──────── PROVIDED ENTRIES ────────
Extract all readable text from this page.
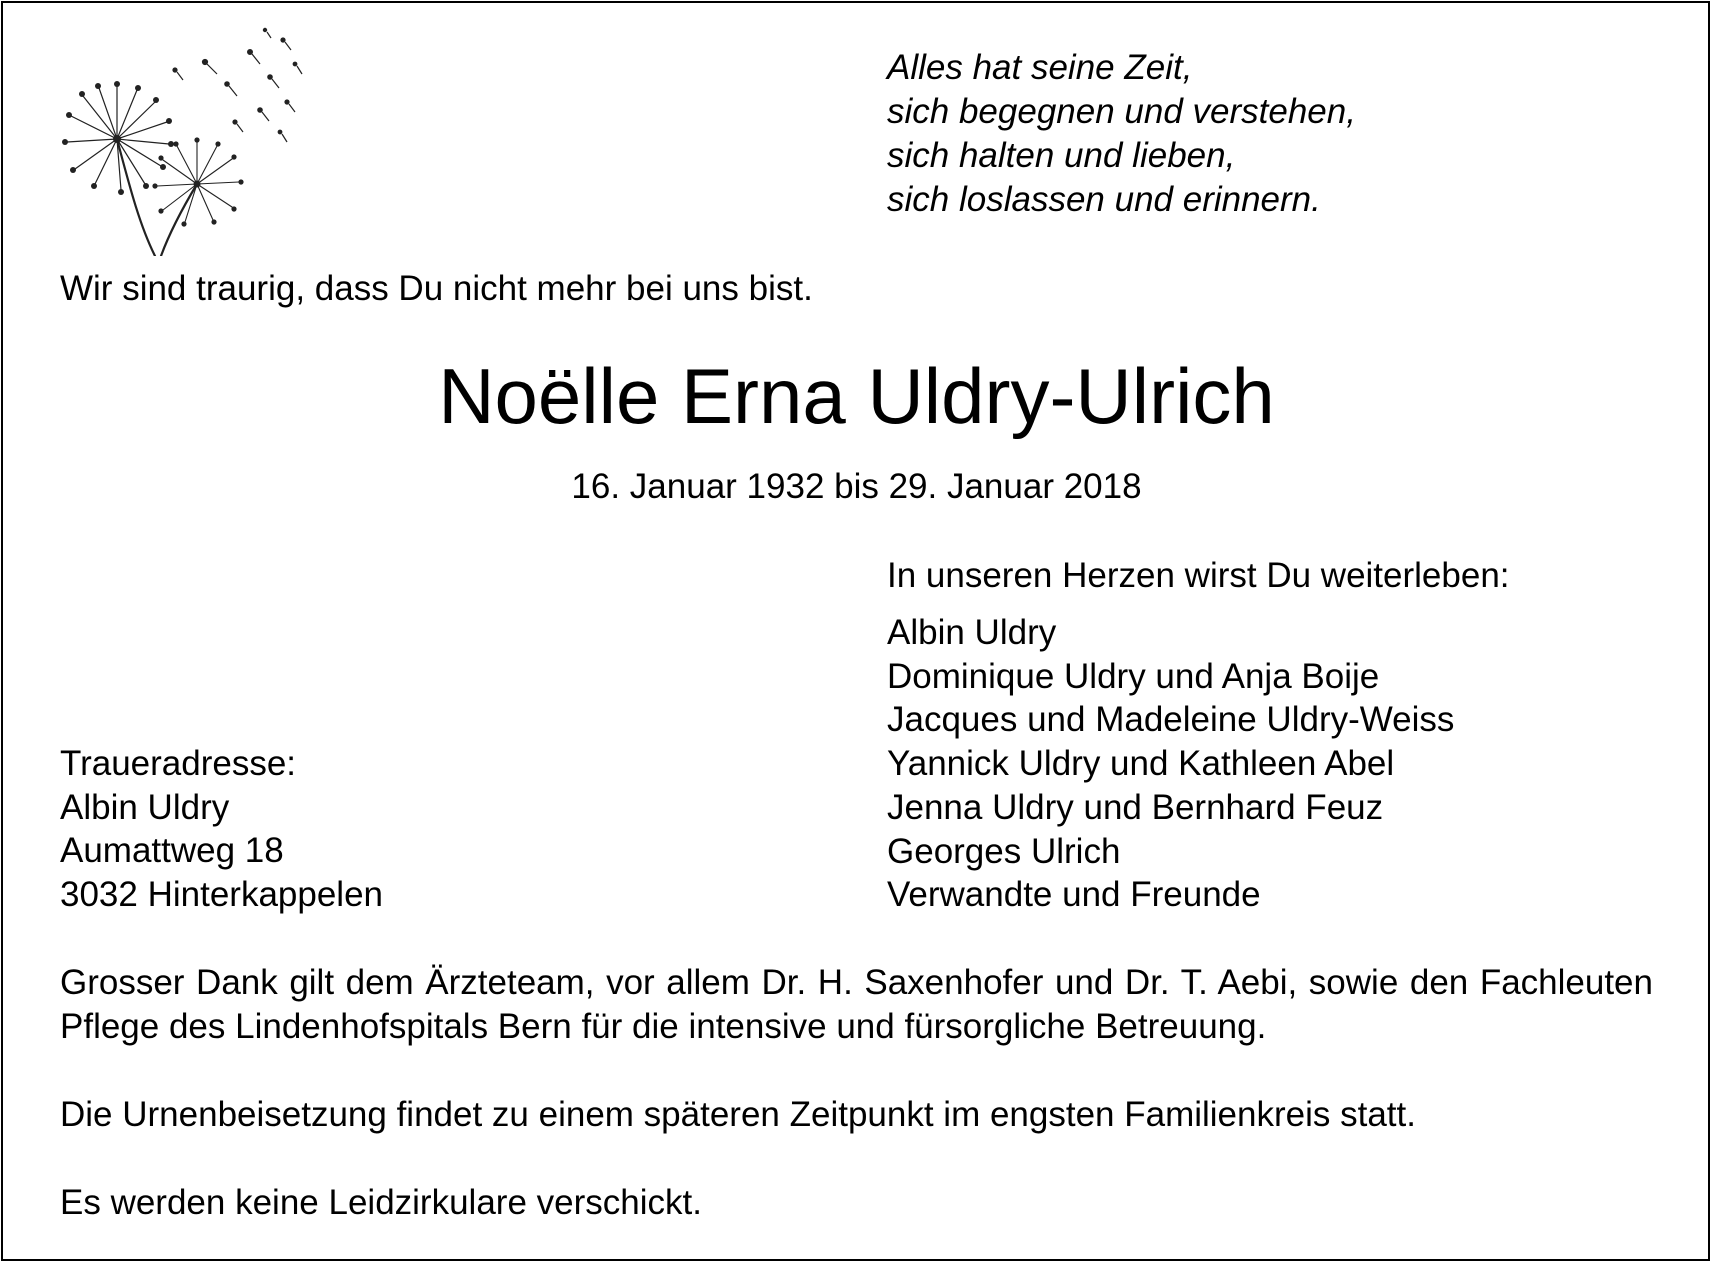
Alles hat seine Zeit,
sich begegnen und verstehen,
sich halten und lieben,
sich loslassen und erinnern.
Wir sind traurig, dass Du nicht mehr bei uns bist.
Noëlle Erna Uldry-Ulrich
16. Januar 1932 bis 29. Januar 2018
In unseren Herzen wirst Du weiterleben:
Albin Uldry
Dominique Uldry und Anja Boije
Jacques und Madeleine Uldry-Weiss
Yannick Uldry und Kathleen Abel
Jenna Uldry und Bernhard Feuz
Georges Ulrich
Verwandte und Freunde
Traueradresse:
Albin Uldry
Aumattweg 18
3032 Hinterkappelen
Grosser Dank gilt dem Ärzteteam, vor allem Dr. H. Saxenhofer und Dr. T. Aebi, sowie den Fachleuten Pflege des Lindenhofspitals Bern für die intensive und fürsorgliche Betreuung.
Die Urnenbeisetzung findet zu einem späteren Zeitpunkt im engsten Familienkreis statt.
Es werden keine Leidzirkulare verschickt.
────────
Without the pictures, return the entries exactly as they appear.

THE OUTPUT:
Extract all readable text from this page.
Alles hat seine Zeit,
sich begegnen und verstehen,
sich halten und lieben,
sich loslassen und erinnern.
Wir sind traurig, dass Du nicht mehr bei uns bist.
Noëlle Erna Uldry-Ulrich
16. Januar 1932 bis 29. Januar 2018
In unseren Herzen wirst Du weiterleben:
Albin Uldry
Dominique Uldry und Anja Boije
Jacques und Madeleine Uldry-Weiss
Yannick Uldry und Kathleen Abel
Jenna Uldry und Bernhard Feuz
Georges Ulrich
Verwandte und Freunde
Traueradresse:
Albin Uldry
Aumattweg 18
3032 Hinterkappelen
Grosser Dank gilt dem Ärzteteam, vor allem Dr. H. Saxenhofer und Dr. T. Aebi, sowie den Fachleuten Pflege des Lindenhofspitals Bern für die intensive und fürsorgliche Betreuung.
Die Urnenbeisetzung findet zu einem späteren Zeitpunkt im engsten Familienkreis statt.
Es werden keine Leidzirkulare verschickt.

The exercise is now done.